### EXERCISE DETAILS
Would you retype all of these records exactly?

Stored entries
┏━━

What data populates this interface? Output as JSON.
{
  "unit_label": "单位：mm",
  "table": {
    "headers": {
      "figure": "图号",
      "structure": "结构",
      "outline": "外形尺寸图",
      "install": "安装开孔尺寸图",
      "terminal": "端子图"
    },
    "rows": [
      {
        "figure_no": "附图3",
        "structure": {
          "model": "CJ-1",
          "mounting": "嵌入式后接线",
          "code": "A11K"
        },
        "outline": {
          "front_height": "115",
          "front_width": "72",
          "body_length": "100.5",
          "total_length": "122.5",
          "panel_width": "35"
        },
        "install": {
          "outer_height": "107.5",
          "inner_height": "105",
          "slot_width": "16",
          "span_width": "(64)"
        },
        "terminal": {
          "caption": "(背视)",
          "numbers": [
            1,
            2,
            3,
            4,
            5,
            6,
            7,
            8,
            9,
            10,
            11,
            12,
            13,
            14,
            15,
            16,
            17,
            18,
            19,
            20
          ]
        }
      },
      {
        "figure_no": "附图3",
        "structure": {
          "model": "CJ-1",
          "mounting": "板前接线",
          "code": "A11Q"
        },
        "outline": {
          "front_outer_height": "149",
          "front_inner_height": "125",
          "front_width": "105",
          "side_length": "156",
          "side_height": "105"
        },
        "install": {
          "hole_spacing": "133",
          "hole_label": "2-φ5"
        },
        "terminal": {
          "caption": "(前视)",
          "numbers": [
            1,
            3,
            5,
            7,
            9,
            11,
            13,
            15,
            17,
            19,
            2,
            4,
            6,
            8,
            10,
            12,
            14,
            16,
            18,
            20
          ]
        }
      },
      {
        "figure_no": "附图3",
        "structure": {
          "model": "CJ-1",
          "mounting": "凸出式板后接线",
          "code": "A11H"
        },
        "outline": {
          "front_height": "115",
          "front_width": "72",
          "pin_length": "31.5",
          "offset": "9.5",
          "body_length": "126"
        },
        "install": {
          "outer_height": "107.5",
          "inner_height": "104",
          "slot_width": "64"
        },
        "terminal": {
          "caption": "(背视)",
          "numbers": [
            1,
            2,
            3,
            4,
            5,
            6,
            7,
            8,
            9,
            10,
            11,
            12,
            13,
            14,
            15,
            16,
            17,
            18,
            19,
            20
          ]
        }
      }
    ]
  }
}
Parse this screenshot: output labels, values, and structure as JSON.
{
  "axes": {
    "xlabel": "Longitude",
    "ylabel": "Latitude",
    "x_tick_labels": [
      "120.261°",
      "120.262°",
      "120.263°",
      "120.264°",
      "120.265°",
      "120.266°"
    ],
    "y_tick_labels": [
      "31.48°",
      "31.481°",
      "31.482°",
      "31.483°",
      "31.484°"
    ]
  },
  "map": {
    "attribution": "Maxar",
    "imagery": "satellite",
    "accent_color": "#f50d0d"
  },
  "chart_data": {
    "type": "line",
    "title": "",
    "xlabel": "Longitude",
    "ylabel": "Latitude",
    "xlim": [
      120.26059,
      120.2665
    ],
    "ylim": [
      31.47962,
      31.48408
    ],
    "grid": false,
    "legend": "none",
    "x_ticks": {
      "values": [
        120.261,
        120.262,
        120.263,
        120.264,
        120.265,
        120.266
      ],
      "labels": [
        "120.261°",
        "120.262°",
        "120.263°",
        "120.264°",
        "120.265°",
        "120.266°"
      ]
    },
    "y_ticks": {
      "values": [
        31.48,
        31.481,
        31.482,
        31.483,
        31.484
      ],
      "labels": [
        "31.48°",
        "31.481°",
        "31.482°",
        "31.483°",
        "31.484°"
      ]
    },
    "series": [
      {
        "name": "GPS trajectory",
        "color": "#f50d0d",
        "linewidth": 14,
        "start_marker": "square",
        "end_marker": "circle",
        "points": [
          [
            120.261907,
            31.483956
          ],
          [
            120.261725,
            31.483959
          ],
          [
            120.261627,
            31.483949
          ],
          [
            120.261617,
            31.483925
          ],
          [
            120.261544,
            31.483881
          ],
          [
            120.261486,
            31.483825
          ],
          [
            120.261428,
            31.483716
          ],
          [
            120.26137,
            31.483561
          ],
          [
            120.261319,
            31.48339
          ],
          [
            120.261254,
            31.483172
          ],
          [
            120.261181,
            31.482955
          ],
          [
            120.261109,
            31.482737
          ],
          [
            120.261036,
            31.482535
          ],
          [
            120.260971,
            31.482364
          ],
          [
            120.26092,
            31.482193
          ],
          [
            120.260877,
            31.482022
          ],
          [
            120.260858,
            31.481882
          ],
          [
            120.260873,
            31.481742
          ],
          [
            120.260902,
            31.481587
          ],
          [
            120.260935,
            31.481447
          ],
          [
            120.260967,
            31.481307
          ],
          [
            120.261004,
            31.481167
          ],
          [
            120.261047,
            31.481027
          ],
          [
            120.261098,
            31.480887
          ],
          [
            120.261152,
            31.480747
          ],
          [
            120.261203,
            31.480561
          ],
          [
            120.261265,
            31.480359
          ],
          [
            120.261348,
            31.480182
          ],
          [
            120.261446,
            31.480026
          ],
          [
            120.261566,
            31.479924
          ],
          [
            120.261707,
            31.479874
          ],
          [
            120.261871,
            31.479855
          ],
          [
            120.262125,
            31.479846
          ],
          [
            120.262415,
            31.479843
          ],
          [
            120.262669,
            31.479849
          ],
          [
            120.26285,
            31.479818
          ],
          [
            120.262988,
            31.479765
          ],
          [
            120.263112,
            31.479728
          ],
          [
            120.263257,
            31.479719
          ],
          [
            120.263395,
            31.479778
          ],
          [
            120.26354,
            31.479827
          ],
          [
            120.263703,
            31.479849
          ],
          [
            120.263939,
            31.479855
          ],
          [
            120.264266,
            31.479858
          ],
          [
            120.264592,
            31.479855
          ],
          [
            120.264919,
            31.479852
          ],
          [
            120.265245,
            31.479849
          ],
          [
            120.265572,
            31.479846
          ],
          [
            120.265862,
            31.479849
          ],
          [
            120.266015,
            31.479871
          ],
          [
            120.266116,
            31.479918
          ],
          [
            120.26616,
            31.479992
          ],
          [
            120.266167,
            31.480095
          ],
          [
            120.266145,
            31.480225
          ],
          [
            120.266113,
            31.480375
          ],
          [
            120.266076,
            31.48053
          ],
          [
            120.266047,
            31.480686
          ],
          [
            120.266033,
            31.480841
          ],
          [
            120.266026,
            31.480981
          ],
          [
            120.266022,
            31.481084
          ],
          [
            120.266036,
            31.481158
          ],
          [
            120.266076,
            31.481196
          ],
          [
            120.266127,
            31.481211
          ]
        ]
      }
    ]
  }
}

┗━━

### THE COMPLETED TASK
What data populates this interface? Output as JSON.
{
  "unit_label": "单位：mm",
  "table": {
    "headers": {
      "figure": "图号",
      "structure": "结构",
      "outline": "外形尺寸图",
      "install": "安装开孔尺寸图",
      "terminal": "端子图"
    },
    "rows": [
      {
        "figure_no": "附图3",
        "structure": {
          "model": "CJ-1",
          "mounting": "嵌入式后接线",
          "code": "A11K"
        },
        "outline": {
          "front_height": "115",
          "front_width": "72",
          "body_length": "100.5",
          "total_length": "122.5",
          "panel_width": "35"
        },
        "install": {
          "outer_height": "107.5",
          "inner_height": "105",
          "slot_width": "16",
          "span_width": "(64)"
        },
        "terminal": {
          "caption": "(背视)",
          "numbers": [
            1,
            2,
            3,
            4,
            5,
            6,
            7,
            8,
            9,
            10,
            11,
            12,
            13,
            14,
            15,
            16,
            17,
            18,
            19,
            20
          ]
        }
      },
      {
        "figure_no": "附图3",
        "structure": {
          "model": "CJ-1",
          "mounting": "板前接线",
          "code": "A11Q"
        },
        "outline": {
          "front_outer_height": "149",
          "front_inner_height": "125",
          "front_width": "105",
          "side_length": "156",
          "side_height": "105"
        },
        "install": {
          "hole_spacing": "133",
          "hole_label": "2-φ5"
        },
        "terminal": {
          "caption": "(前视)",
          "numbers": [
            1,
            3,
            5,
            7,
            9,
            11,
            13,
            15,
            17,
            19,
            2,
            4,
            6,
            8,
            10,
            12,
            14,
            16,
            18,
            20
          ]
        }
      },
      {
        "figure_no": "附图3",
        "structure": {
          "model": "CJ-1",
          "mounting": "凸出式板后接线",
          "code": "A11H"
        },
        "outline": {
          "front_height": "115",
          "front_width": "72",
          "pin_length": "31.5",
          "offset": "9.5",
          "body_length": "126"
        },
        "install": {
          "outer_height": "107.5",
          "inner_height": "104",
          "slot_width": "64"
        },
        "terminal": {
          "caption": "(背视)",
          "numbers": [
            1,
            2,
            3,
            4,
            5,
            6,
            7,
            8,
            9,
            10,
            11,
            12,
            13,
            14,
            15,
            16,
            17,
            18,
            19,
            20
          ]
        }
      }
    ]
  }
}
Parse this screenshot: output labels, values, and structure as JSON.
{
  "axes": {
    "xlabel": "Longitude",
    "ylabel": "Latitude",
    "x_tick_labels": [
      "120.261°",
      "120.262°",
      "120.263°",
      "120.264°",
      "120.265°",
      "120.266°"
    ],
    "y_tick_labels": [
      "31.48°",
      "31.481°",
      "31.482°",
      "31.483°",
      "31.484°"
    ]
  },
  "map": {
    "attribution": "Maxar",
    "imagery": "satellite",
    "accent_color": "#f50d0d"
  },
  "chart_data": {
    "type": "line",
    "title": "",
    "xlabel": "Longitude",
    "ylabel": "Latitude",
    "xlim": [
      120.26059,
      120.2665
    ],
    "ylim": [
      31.47962,
      31.48408
    ],
    "grid": false,
    "legend": "none",
    "x_ticks": {
      "values": [
        120.261,
        120.262,
        120.263,
        120.264,
        120.265,
        120.266
      ],
      "labels": [
        "120.261°",
        "120.262°",
        "120.263°",
        "120.264°",
        "120.265°",
        "120.266°"
      ]
    },
    "y_ticks": {
      "values": [
        31.48,
        31.481,
        31.482,
        31.483,
        31.484
      ],
      "labels": [
        "31.48°",
        "31.481°",
        "31.482°",
        "31.483°",
        "31.484°"
      ]
    },
    "series": [
      {
        "name": "GPS trajectory",
        "color": "#f50d0d",
        "linewidth": 14,
        "start_marker": "square",
        "end_marker": "circle",
        "points": [
          [
            120.261907,
            31.483956
          ],
          [
            120.261725,
            31.483959
          ],
          [
            120.261627,
            31.483949
          ],
          [
            120.261617,
            31.483925
          ],
          [
            120.261544,
            31.483881
          ],
          [
            120.261486,
            31.483825
          ],
          [
            120.261428,
            31.483716
          ],
          [
            120.26137,
            31.483561
          ],
          [
            120.261319,
            31.48339
          ],
          [
            120.261254,
            31.483172
          ],
          [
            120.261181,
            31.482955
          ],
          [
            120.261109,
            31.482737
          ],
          [
            120.261036,
            31.482535
          ],
          [
            120.260971,
            31.482364
          ],
          [
            120.26092,
            31.482193
          ],
          [
            120.260877,
            31.482022
          ],
          [
            120.260858,
            31.481882
          ],
          [
            120.260873,
            31.481742
          ],
          [
            120.260902,
            31.481587
          ],
          [
            120.260935,
            31.481447
          ],
          [
            120.260967,
            31.481307
          ],
          [
            120.261004,
            31.481167
          ],
          [
            120.261047,
            31.481027
          ],
          [
            120.261098,
            31.480887
          ],
          [
            120.261152,
            31.480747
          ],
          [
            120.261203,
            31.480561
          ],
          [
            120.261265,
            31.480359
          ],
          [
            120.261348,
            31.480182
          ],
          [
            120.261446,
            31.480026
          ],
          [
            120.261566,
            31.479924
          ],
          [
            120.261707,
            31.479874
          ],
          [
            120.261871,
            31.479855
          ],
          [
            120.262125,
            31.479846
          ],
          [
            120.262415,
            31.479843
          ],
          [
            120.262669,
            31.479849
          ],
          [
            120.26285,
            31.479818
          ],
          [
            120.262988,
            31.479765
          ],
          [
            120.263112,
            31.479728
          ],
          [
            120.263257,
            31.479719
          ],
          [
            120.263395,
            31.479778
          ],
          [
            120.26354,
            31.479827
          ],
          [
            120.263703,
            31.479849
          ],
          [
            120.263939,
            31.479855
          ],
          [
            120.264266,
            31.479858
          ],
          [
            120.264592,
            31.479855
          ],
          [
            120.264919,
            31.479852
          ],
          [
            120.265245,
            31.479849
          ],
          [
            120.265572,
            31.479846
          ],
          [
            120.265862,
            31.479849
          ],
          [
            120.266015,
            31.479871
          ],
          [
            120.266116,
            31.479918
          ],
          [
            120.26616,
            31.479992
          ],
          [
            120.266167,
            31.480095
          ],
          [
            120.266145,
            31.480225
          ],
          [
            120.266113,
            31.480375
          ],
          [
            120.266076,
            31.48053
          ],
          [
            120.266047,
            31.480686
          ],
          [
            120.266033,
            31.480841
          ],
          [
            120.266026,
            31.480981
          ],
          [
            120.266022,
            31.481084
          ],
          [
            120.266036,
            31.481158
          ],
          [
            120.266076,
            31.481196
          ],
          [
            120.266127,
            31.481211
          ]
        ]
      }
    ]
  }
}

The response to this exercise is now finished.